What you have to do -
Please reproduce every record, keeping each one exactly as written.

Records supplied -

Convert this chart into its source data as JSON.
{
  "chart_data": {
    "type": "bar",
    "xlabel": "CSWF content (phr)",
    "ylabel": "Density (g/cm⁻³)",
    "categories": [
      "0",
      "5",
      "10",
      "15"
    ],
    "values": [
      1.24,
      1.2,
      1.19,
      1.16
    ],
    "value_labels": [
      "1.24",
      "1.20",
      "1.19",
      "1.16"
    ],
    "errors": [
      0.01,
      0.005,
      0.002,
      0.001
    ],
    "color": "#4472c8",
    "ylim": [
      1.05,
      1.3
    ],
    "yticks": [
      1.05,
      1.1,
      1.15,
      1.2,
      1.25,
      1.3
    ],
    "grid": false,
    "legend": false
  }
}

Response to this task -
Convert this chart into its source data as JSON.
{
  "chart_data": {
    "type": "bar",
    "xlabel": "CSWF content (phr)",
    "ylabel": "Density (g/cm⁻³)",
    "categories": [
      "0",
      "5",
      "10",
      "15"
    ],
    "values": [
      1.24,
      1.2,
      1.19,
      1.16
    ],
    "value_labels": [
      "1.24",
      "1.20",
      "1.19",
      "1.16"
    ],
    "errors": [
      0.01,
      0.005,
      0.002,
      0.001
    ],
    "color": "#4472c8",
    "ylim": [
      1.05,
      1.3
    ],
    "yticks": [
      1.05,
      1.1,
      1.15,
      1.2,
      1.25,
      1.3
    ],
    "grid": false,
    "legend": false
  }
}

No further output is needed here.